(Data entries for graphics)
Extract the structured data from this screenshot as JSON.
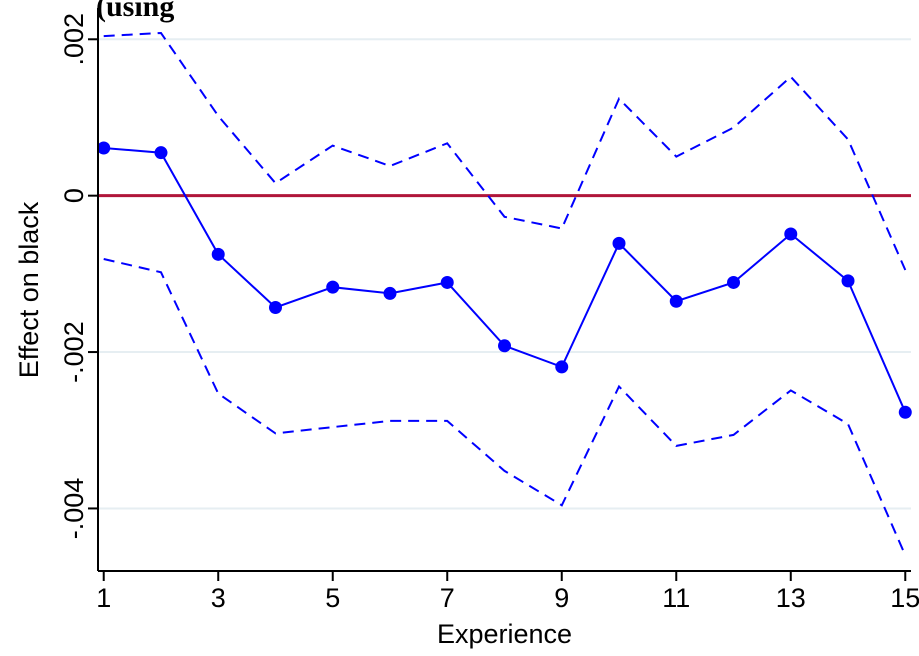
{
  "chart_data": {
    "type": "line",
    "title": "(using",
    "xlabel": "Experience",
    "ylabel": "Effect on black",
    "x": [
      1,
      2,
      3,
      4,
      5,
      6,
      7,
      8,
      9,
      10,
      11,
      12,
      13,
      14,
      15
    ],
    "x_ticks": [
      "1",
      "3",
      "5",
      "7",
      "9",
      "11",
      "13",
      "15"
    ],
    "y_ticks": [
      ".002",
      "0",
      "-.002",
      "-.004"
    ],
    "xlim": [
      0.9,
      15.1
    ],
    "ylim": [
      -0.0048,
      0.0024
    ],
    "grid": true,
    "reference_line": 0,
    "series": [
      {
        "role": "estimate",
        "values": [
          0.00061,
          0.00055,
          -0.00075,
          -0.00143,
          -0.00117,
          -0.00125,
          -0.00111,
          -0.00192,
          -0.00219,
          -0.00061,
          -0.00135,
          -0.00111,
          -0.00049,
          -0.00109,
          -0.00277
        ],
        "color": "#0000ff",
        "style": "solid-markers"
      },
      {
        "role": "upper-bound",
        "values": [
          0.00204,
          0.00208,
          0.00102,
          0.00016,
          0.00064,
          0.00038,
          0.00067,
          -0.00027,
          -0.00042,
          0.00124,
          0.0005,
          0.00087,
          0.00152,
          0.00072,
          -0.00095
        ],
        "color": "#0000ff",
        "style": "dashed"
      },
      {
        "role": "lower-bound",
        "values": [
          -0.00081,
          -0.00098,
          -0.00253,
          -0.00304,
          -0.00296,
          -0.00288,
          -0.00288,
          -0.00352,
          -0.00396,
          -0.00244,
          -0.0032,
          -0.00306,
          -0.00249,
          -0.00292,
          -0.0046
        ],
        "color": "#0000ff",
        "style": "dashed"
      }
    ],
    "colors": {
      "line": "#0000ff",
      "reference": "#b0153a",
      "grid": "#e6eef2",
      "axis": "#000000"
    }
  }
}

WHAT TO PRODUCE: Write the lines above out again exactly, without any of their pictures.

ANSWER FOR THE TASK:
Extract the structured data from this screenshot as JSON.
{
  "chart_data": {
    "type": "line",
    "title": "(using",
    "xlabel": "Experience",
    "ylabel": "Effect on black",
    "x": [
      1,
      2,
      3,
      4,
      5,
      6,
      7,
      8,
      9,
      10,
      11,
      12,
      13,
      14,
      15
    ],
    "x_ticks": [
      "1",
      "3",
      "5",
      "7",
      "9",
      "11",
      "13",
      "15"
    ],
    "y_ticks": [
      ".002",
      "0",
      "-.002",
      "-.004"
    ],
    "xlim": [
      0.9,
      15.1
    ],
    "ylim": [
      -0.0048,
      0.0024
    ],
    "grid": true,
    "reference_line": 0,
    "series": [
      {
        "role": "estimate",
        "values": [
          0.00061,
          0.00055,
          -0.00075,
          -0.00143,
          -0.00117,
          -0.00125,
          -0.00111,
          -0.00192,
          -0.00219,
          -0.00061,
          -0.00135,
          -0.00111,
          -0.00049,
          -0.00109,
          -0.00277
        ],
        "color": "#0000ff",
        "style": "solid-markers"
      },
      {
        "role": "upper-bound",
        "values": [
          0.00204,
          0.00208,
          0.00102,
          0.00016,
          0.00064,
          0.00038,
          0.00067,
          -0.00027,
          -0.00042,
          0.00124,
          0.0005,
          0.00087,
          0.00152,
          0.00072,
          -0.00095
        ],
        "color": "#0000ff",
        "style": "dashed"
      },
      {
        "role": "lower-bound",
        "values": [
          -0.00081,
          -0.00098,
          -0.00253,
          -0.00304,
          -0.00296,
          -0.00288,
          -0.00288,
          -0.00352,
          -0.00396,
          -0.00244,
          -0.0032,
          -0.00306,
          -0.00249,
          -0.00292,
          -0.0046
        ],
        "color": "#0000ff",
        "style": "dashed"
      }
    ],
    "colors": {
      "line": "#0000ff",
      "reference": "#b0153a",
      "grid": "#e6eef2",
      "axis": "#000000"
    }
  }
}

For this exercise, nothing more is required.